• _GIVEN INSTRUCTION_:
Return each line of the material verbatim.

___ THE RECORDS ___

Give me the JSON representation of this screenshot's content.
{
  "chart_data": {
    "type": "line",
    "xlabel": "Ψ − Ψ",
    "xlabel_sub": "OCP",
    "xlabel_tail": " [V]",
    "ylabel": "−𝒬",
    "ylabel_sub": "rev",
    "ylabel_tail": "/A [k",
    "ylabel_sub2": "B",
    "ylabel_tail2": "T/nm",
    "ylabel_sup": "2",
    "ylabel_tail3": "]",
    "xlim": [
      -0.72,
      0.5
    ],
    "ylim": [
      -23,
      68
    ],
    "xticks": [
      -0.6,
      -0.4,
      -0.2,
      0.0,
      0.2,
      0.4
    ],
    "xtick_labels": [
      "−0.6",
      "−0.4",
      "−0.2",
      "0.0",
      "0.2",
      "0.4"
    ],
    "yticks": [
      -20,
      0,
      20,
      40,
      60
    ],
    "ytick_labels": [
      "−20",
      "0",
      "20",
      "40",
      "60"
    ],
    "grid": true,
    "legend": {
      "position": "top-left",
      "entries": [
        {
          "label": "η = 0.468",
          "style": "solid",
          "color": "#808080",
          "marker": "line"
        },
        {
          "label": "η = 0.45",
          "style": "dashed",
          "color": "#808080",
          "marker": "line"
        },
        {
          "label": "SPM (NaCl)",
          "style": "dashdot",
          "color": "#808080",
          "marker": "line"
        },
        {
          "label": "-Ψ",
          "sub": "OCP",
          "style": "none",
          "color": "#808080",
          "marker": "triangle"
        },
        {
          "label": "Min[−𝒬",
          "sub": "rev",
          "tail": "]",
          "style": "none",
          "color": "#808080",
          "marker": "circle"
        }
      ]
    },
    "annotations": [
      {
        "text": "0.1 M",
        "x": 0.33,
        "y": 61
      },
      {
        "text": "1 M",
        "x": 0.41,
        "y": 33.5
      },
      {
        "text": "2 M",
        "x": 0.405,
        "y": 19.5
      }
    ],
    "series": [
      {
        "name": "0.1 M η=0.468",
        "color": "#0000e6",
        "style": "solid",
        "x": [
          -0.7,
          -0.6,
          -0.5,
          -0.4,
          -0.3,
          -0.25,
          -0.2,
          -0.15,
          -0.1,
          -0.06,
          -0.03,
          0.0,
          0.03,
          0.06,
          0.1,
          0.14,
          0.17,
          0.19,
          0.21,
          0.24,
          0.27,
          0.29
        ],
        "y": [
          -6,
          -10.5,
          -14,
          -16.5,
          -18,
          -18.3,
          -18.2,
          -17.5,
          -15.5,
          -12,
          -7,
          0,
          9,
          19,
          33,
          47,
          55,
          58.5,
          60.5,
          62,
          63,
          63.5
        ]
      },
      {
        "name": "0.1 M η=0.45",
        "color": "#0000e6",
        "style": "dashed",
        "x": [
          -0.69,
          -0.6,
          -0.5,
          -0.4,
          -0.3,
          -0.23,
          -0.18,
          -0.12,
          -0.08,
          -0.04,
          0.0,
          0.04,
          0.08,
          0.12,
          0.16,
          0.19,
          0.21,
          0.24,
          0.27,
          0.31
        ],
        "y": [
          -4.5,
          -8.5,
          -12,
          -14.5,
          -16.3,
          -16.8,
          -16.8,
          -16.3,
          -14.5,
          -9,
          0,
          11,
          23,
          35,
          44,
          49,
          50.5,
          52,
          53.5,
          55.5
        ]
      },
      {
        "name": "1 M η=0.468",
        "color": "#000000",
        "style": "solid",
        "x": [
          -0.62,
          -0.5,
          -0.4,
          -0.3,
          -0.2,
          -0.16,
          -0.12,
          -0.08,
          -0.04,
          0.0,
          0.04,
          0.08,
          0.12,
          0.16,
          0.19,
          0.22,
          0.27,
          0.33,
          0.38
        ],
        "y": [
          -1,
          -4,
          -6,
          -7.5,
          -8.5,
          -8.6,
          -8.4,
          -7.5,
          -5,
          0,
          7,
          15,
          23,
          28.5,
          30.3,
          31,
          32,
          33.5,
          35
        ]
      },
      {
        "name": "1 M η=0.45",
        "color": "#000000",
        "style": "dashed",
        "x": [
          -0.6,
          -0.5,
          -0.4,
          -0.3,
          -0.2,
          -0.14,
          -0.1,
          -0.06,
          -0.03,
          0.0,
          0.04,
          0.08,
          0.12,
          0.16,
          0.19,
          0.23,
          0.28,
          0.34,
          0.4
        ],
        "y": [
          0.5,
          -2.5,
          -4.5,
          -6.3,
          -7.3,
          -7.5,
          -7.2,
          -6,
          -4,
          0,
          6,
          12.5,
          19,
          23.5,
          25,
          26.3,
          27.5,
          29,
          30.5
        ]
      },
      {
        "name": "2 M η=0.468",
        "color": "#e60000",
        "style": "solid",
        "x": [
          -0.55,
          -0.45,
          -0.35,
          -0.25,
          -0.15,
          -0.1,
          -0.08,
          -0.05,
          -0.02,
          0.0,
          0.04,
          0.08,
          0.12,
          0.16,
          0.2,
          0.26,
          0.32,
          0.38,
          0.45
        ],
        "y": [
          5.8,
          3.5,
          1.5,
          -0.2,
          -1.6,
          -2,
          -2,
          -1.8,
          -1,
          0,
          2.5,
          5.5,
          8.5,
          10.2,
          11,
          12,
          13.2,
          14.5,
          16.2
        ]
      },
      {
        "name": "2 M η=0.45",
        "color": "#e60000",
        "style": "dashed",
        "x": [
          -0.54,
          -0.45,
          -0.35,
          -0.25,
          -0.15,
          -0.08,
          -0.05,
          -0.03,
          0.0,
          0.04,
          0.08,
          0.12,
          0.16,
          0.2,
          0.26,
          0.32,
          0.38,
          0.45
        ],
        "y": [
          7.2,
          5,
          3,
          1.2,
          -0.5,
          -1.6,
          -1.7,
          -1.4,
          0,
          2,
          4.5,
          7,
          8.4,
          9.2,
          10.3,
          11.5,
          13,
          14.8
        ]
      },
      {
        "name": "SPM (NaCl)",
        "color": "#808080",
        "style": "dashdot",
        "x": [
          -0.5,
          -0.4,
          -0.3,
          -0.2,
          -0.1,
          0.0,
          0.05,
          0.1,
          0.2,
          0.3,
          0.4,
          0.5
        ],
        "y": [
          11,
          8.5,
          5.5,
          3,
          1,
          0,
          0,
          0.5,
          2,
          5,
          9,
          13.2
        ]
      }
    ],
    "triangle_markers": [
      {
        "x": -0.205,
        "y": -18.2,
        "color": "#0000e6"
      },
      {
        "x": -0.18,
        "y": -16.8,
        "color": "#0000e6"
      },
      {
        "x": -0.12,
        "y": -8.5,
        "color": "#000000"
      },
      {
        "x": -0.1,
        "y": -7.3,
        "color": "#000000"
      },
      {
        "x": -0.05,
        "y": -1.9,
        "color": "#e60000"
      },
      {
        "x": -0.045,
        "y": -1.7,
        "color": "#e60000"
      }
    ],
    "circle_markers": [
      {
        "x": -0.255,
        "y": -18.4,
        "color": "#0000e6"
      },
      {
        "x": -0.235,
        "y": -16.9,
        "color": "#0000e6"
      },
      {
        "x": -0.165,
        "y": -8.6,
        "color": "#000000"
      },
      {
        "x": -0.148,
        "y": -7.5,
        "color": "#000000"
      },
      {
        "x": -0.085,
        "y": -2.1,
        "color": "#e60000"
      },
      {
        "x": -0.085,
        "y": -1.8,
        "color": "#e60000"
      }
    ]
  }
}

___

• _WORKED ANSWER_:
Give me the JSON representation of this screenshot's content.
{
  "chart_data": {
    "type": "line",
    "xlabel": "Ψ − Ψ",
    "xlabel_sub": "OCP",
    "xlabel_tail": " [V]",
    "ylabel": "−𝒬",
    "ylabel_sub": "rev",
    "ylabel_tail": "/A [k",
    "ylabel_sub2": "B",
    "ylabel_tail2": "T/nm",
    "ylabel_sup": "2",
    "ylabel_tail3": "]",
    "xlim": [
      -0.72,
      0.5
    ],
    "ylim": [
      -23,
      68
    ],
    "xticks": [
      -0.6,
      -0.4,
      -0.2,
      0.0,
      0.2,
      0.4
    ],
    "xtick_labels": [
      "−0.6",
      "−0.4",
      "−0.2",
      "0.0",
      "0.2",
      "0.4"
    ],
    "yticks": [
      -20,
      0,
      20,
      40,
      60
    ],
    "ytick_labels": [
      "−20",
      "0",
      "20",
      "40",
      "60"
    ],
    "grid": true,
    "legend": {
      "position": "top-left",
      "entries": [
        {
          "label": "η = 0.468",
          "style": "solid",
          "color": "#808080",
          "marker": "line"
        },
        {
          "label": "η = 0.45",
          "style": "dashed",
          "color": "#808080",
          "marker": "line"
        },
        {
          "label": "SPM (NaCl)",
          "style": "dashdot",
          "color": "#808080",
          "marker": "line"
        },
        {
          "label": "-Ψ",
          "sub": "OCP",
          "style": "none",
          "color": "#808080",
          "marker": "triangle"
        },
        {
          "label": "Min[−𝒬",
          "sub": "rev",
          "tail": "]",
          "style": "none",
          "color": "#808080",
          "marker": "circle"
        }
      ]
    },
    "annotations": [
      {
        "text": "0.1 M",
        "x": 0.33,
        "y": 61
      },
      {
        "text": "1 M",
        "x": 0.41,
        "y": 33.5
      },
      {
        "text": "2 M",
        "x": 0.405,
        "y": 19.5
      }
    ],
    "series": [
      {
        "name": "0.1 M η=0.468",
        "color": "#0000e6",
        "style": "solid",
        "x": [
          -0.7,
          -0.6,
          -0.5,
          -0.4,
          -0.3,
          -0.25,
          -0.2,
          -0.15,
          -0.1,
          -0.06,
          -0.03,
          0.0,
          0.03,
          0.06,
          0.1,
          0.14,
          0.17,
          0.19,
          0.21,
          0.24,
          0.27,
          0.29
        ],
        "y": [
          -6,
          -10.5,
          -14,
          -16.5,
          -18,
          -18.3,
          -18.2,
          -17.5,
          -15.5,
          -12,
          -7,
          0,
          9,
          19,
          33,
          47,
          55,
          58.5,
          60.5,
          62,
          63,
          63.5
        ]
      },
      {
        "name": "0.1 M η=0.45",
        "color": "#0000e6",
        "style": "dashed",
        "x": [
          -0.69,
          -0.6,
          -0.5,
          -0.4,
          -0.3,
          -0.23,
          -0.18,
          -0.12,
          -0.08,
          -0.04,
          0.0,
          0.04,
          0.08,
          0.12,
          0.16,
          0.19,
          0.21,
          0.24,
          0.27,
          0.31
        ],
        "y": [
          -4.5,
          -8.5,
          -12,
          -14.5,
          -16.3,
          -16.8,
          -16.8,
          -16.3,
          -14.5,
          -9,
          0,
          11,
          23,
          35,
          44,
          49,
          50.5,
          52,
          53.5,
          55.5
        ]
      },
      {
        "name": "1 M η=0.468",
        "color": "#000000",
        "style": "solid",
        "x": [
          -0.62,
          -0.5,
          -0.4,
          -0.3,
          -0.2,
          -0.16,
          -0.12,
          -0.08,
          -0.04,
          0.0,
          0.04,
          0.08,
          0.12,
          0.16,
          0.19,
          0.22,
          0.27,
          0.33,
          0.38
        ],
        "y": [
          -1,
          -4,
          -6,
          -7.5,
          -8.5,
          -8.6,
          -8.4,
          -7.5,
          -5,
          0,
          7,
          15,
          23,
          28.5,
          30.3,
          31,
          32,
          33.5,
          35
        ]
      },
      {
        "name": "1 M η=0.45",
        "color": "#000000",
        "style": "dashed",
        "x": [
          -0.6,
          -0.5,
          -0.4,
          -0.3,
          -0.2,
          -0.14,
          -0.1,
          -0.06,
          -0.03,
          0.0,
          0.04,
          0.08,
          0.12,
          0.16,
          0.19,
          0.23,
          0.28,
          0.34,
          0.4
        ],
        "y": [
          0.5,
          -2.5,
          -4.5,
          -6.3,
          -7.3,
          -7.5,
          -7.2,
          -6,
          -4,
          0,
          6,
          12.5,
          19,
          23.5,
          25,
          26.3,
          27.5,
          29,
          30.5
        ]
      },
      {
        "name": "2 M η=0.468",
        "color": "#e60000",
        "style": "solid",
        "x": [
          -0.55,
          -0.45,
          -0.35,
          -0.25,
          -0.15,
          -0.1,
          -0.08,
          -0.05,
          -0.02,
          0.0,
          0.04,
          0.08,
          0.12,
          0.16,
          0.2,
          0.26,
          0.32,
          0.38,
          0.45
        ],
        "y": [
          5.8,
          3.5,
          1.5,
          -0.2,
          -1.6,
          -2,
          -2,
          -1.8,
          -1,
          0,
          2.5,
          5.5,
          8.5,
          10.2,
          11,
          12,
          13.2,
          14.5,
          16.2
        ]
      },
      {
        "name": "2 M η=0.45",
        "color": "#e60000",
        "style": "dashed",
        "x": [
          -0.54,
          -0.45,
          -0.35,
          -0.25,
          -0.15,
          -0.08,
          -0.05,
          -0.03,
          0.0,
          0.04,
          0.08,
          0.12,
          0.16,
          0.2,
          0.26,
          0.32,
          0.38,
          0.45
        ],
        "y": [
          7.2,
          5,
          3,
          1.2,
          -0.5,
          -1.6,
          -1.7,
          -1.4,
          0,
          2,
          4.5,
          7,
          8.4,
          9.2,
          10.3,
          11.5,
          13,
          14.8
        ]
      },
      {
        "name": "SPM (NaCl)",
        "color": "#808080",
        "style": "dashdot",
        "x": [
          -0.5,
          -0.4,
          -0.3,
          -0.2,
          -0.1,
          0.0,
          0.05,
          0.1,
          0.2,
          0.3,
          0.4,
          0.5
        ],
        "y": [
          11,
          8.5,
          5.5,
          3,
          1,
          0,
          0,
          0.5,
          2,
          5,
          9,
          13.2
        ]
      }
    ],
    "triangle_markers": [
      {
        "x": -0.205,
        "y": -18.2,
        "color": "#0000e6"
      },
      {
        "x": -0.18,
        "y": -16.8,
        "color": "#0000e6"
      },
      {
        "x": -0.12,
        "y": -8.5,
        "color": "#000000"
      },
      {
        "x": -0.1,
        "y": -7.3,
        "color": "#000000"
      },
      {
        "x": -0.05,
        "y": -1.9,
        "color": "#e60000"
      },
      {
        "x": -0.045,
        "y": -1.7,
        "color": "#e60000"
      }
    ],
    "circle_markers": [
      {
        "x": -0.255,
        "y": -18.4,
        "color": "#0000e6"
      },
      {
        "x": -0.235,
        "y": -16.9,
        "color": "#0000e6"
      },
      {
        "x": -0.165,
        "y": -8.6,
        "color": "#000000"
      },
      {
        "x": -0.148,
        "y": -7.5,
        "color": "#000000"
      },
      {
        "x": -0.085,
        "y": -2.1,
        "color": "#e60000"
      },
      {
        "x": -0.085,
        "y": -1.8,
        "color": "#e60000"
      }
    ]
  }
}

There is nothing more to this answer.